[Items from a figure collection]

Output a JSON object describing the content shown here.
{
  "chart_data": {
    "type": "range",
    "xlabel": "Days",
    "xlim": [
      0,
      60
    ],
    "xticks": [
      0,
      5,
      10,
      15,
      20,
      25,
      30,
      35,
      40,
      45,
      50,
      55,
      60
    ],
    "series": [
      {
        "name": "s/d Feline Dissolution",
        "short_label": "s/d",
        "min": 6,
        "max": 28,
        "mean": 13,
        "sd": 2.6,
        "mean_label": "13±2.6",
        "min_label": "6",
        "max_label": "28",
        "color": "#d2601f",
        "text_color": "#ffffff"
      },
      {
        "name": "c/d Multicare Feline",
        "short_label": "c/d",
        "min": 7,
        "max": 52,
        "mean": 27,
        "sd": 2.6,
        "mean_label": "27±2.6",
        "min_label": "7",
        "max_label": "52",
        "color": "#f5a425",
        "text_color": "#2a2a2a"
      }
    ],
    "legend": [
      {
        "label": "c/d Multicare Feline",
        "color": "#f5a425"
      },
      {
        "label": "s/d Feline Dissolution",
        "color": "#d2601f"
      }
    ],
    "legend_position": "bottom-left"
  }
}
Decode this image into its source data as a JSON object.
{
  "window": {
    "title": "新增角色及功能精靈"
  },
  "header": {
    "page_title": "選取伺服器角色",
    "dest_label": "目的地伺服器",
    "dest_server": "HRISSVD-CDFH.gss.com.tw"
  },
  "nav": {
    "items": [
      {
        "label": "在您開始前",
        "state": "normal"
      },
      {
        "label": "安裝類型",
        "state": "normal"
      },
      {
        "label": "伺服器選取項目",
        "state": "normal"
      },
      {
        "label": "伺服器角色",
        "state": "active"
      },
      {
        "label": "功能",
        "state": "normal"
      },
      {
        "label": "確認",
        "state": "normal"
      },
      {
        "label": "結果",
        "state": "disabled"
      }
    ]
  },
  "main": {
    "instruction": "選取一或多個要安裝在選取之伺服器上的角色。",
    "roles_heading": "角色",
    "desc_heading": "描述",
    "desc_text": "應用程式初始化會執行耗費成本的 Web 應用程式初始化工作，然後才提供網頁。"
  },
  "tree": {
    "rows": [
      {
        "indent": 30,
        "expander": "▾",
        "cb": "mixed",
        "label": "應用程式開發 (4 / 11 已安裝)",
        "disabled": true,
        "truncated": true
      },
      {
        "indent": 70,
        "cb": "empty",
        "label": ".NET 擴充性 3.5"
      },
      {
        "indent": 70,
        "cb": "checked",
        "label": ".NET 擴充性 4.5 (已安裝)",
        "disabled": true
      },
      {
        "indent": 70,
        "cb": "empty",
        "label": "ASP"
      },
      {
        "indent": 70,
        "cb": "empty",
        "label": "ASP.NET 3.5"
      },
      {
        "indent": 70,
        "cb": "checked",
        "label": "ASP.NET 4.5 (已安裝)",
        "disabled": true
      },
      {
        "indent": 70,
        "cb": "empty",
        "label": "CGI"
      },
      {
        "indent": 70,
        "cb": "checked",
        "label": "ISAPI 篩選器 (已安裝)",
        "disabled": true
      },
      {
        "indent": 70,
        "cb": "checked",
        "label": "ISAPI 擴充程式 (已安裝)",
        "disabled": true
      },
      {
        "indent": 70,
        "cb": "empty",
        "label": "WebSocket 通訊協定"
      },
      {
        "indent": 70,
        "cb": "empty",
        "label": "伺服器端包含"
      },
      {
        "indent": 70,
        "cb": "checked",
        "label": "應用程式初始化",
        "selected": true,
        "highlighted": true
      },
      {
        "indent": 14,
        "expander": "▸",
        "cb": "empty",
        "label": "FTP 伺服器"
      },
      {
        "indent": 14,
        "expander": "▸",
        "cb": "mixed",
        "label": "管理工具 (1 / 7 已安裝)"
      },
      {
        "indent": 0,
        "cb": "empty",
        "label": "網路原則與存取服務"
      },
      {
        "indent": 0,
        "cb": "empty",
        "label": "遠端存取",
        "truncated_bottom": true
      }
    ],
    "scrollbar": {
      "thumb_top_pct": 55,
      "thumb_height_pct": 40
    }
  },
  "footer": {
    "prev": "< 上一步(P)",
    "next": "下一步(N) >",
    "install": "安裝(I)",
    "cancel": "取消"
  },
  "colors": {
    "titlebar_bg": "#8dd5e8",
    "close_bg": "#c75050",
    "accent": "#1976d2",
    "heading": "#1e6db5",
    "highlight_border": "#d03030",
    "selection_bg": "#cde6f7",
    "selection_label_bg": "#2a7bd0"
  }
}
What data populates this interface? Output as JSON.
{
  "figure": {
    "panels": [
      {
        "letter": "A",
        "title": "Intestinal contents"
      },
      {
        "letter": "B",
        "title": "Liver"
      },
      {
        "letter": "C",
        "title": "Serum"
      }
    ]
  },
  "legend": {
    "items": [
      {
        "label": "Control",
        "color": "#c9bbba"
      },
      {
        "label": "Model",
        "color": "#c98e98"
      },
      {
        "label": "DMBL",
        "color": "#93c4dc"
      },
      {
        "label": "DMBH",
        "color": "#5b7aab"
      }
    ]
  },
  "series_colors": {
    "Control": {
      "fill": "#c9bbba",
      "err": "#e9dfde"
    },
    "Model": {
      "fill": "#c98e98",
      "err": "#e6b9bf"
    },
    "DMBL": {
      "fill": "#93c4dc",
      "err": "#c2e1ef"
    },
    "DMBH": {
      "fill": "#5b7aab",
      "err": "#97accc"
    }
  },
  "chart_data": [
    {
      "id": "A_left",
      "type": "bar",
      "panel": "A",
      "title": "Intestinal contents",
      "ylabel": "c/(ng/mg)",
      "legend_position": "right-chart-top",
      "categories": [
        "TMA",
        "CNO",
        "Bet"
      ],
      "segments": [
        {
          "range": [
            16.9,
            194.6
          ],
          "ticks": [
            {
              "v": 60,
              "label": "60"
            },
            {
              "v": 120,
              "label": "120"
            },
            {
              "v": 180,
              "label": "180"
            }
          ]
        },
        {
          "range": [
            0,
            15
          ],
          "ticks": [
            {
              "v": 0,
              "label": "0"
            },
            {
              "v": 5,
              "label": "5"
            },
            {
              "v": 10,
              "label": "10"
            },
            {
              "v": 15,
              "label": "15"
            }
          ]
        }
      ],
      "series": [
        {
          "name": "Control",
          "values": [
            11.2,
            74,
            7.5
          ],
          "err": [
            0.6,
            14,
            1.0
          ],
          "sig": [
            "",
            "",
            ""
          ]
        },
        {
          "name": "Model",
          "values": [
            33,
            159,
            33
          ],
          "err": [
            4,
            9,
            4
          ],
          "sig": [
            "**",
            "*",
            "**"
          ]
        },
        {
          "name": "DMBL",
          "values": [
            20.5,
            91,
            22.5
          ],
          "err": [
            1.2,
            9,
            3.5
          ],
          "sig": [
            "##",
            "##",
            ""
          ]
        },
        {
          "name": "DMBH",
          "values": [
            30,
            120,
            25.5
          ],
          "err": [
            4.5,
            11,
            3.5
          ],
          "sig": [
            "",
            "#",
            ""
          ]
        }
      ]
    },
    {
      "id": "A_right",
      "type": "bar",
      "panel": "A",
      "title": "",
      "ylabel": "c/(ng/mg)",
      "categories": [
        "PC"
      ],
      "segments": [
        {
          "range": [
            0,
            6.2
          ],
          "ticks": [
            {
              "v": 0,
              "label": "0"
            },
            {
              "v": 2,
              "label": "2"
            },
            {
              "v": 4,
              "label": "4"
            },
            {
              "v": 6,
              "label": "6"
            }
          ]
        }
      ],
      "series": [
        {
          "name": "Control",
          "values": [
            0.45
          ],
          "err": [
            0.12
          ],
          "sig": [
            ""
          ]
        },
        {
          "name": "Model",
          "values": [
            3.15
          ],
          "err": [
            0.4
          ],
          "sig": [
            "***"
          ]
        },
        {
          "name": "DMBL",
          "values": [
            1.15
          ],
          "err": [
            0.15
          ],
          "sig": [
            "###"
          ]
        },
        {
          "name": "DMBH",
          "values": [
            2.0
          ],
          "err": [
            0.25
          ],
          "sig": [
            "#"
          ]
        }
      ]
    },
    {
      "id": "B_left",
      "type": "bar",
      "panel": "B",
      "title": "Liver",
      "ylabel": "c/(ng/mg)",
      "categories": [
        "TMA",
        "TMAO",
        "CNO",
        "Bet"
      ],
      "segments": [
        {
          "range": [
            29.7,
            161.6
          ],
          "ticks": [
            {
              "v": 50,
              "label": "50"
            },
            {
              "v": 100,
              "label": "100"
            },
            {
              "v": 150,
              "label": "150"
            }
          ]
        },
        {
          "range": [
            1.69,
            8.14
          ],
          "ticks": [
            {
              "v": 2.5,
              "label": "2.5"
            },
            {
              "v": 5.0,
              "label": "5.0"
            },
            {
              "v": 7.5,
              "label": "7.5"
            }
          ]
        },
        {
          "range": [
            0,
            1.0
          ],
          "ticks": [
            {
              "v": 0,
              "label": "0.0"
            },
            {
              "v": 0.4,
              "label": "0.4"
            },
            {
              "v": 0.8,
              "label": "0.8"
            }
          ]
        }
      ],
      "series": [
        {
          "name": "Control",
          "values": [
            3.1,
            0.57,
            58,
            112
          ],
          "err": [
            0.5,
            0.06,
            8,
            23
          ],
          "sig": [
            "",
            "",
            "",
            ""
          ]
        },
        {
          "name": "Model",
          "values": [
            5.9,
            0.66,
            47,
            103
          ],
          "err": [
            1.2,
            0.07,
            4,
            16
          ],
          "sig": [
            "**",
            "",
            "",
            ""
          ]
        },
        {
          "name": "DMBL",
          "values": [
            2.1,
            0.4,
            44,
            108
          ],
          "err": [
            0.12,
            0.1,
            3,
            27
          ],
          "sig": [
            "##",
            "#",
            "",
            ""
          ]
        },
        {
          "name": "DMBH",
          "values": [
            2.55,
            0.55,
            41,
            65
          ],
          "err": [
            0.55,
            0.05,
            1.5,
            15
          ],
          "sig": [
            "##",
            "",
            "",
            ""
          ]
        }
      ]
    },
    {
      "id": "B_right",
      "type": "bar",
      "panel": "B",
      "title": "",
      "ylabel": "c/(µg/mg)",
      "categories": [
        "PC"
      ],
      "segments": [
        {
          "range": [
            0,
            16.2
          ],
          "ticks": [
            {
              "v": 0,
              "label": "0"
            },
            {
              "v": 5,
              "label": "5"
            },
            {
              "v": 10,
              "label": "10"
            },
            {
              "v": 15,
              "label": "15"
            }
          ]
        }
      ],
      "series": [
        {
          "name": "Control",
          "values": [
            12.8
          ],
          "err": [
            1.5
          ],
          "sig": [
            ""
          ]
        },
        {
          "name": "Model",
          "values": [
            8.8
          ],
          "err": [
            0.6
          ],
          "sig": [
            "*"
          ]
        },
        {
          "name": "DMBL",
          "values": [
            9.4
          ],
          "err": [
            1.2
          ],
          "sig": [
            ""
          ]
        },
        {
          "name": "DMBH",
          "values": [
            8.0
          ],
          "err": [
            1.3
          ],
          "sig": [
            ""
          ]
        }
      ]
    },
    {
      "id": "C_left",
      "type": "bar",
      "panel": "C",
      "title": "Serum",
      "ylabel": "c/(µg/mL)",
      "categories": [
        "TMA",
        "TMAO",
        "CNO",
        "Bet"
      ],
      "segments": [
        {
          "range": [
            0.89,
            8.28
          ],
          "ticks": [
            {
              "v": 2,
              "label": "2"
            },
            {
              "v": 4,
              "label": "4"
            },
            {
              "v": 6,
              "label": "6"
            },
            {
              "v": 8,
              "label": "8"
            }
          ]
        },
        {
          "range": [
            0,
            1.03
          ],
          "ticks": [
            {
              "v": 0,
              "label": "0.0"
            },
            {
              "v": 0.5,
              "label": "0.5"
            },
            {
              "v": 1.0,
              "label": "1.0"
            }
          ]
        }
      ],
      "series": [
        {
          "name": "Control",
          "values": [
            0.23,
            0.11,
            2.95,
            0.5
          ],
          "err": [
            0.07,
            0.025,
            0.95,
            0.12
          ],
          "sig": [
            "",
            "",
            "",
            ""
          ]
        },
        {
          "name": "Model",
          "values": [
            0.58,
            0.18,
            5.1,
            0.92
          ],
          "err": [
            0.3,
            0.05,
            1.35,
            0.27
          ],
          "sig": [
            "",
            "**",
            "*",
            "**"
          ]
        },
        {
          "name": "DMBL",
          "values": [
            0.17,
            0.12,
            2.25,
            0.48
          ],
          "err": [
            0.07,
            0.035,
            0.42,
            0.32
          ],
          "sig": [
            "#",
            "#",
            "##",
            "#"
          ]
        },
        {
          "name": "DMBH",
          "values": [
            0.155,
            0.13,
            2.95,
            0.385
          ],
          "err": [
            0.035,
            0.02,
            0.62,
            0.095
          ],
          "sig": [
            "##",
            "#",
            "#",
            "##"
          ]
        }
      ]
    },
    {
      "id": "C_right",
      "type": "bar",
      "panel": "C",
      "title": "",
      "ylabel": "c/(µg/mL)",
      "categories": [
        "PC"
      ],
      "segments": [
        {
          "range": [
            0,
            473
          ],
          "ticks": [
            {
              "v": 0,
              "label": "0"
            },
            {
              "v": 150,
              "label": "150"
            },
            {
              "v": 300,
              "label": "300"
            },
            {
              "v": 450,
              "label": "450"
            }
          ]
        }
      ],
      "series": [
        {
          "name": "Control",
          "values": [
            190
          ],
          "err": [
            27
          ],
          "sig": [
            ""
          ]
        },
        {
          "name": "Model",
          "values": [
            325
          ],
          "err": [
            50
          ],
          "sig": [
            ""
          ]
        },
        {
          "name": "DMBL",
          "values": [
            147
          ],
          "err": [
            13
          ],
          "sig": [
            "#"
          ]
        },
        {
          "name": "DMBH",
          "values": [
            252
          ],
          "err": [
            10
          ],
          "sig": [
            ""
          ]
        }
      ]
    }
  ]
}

**YOUR INSTRUCTIONS:**
Extract from the data every line where "Dissolution" shows up.

**WORKED ANSWER:**
        "name": "s/d Feline Dissolution",
        "label": "s/d Feline Dissolution",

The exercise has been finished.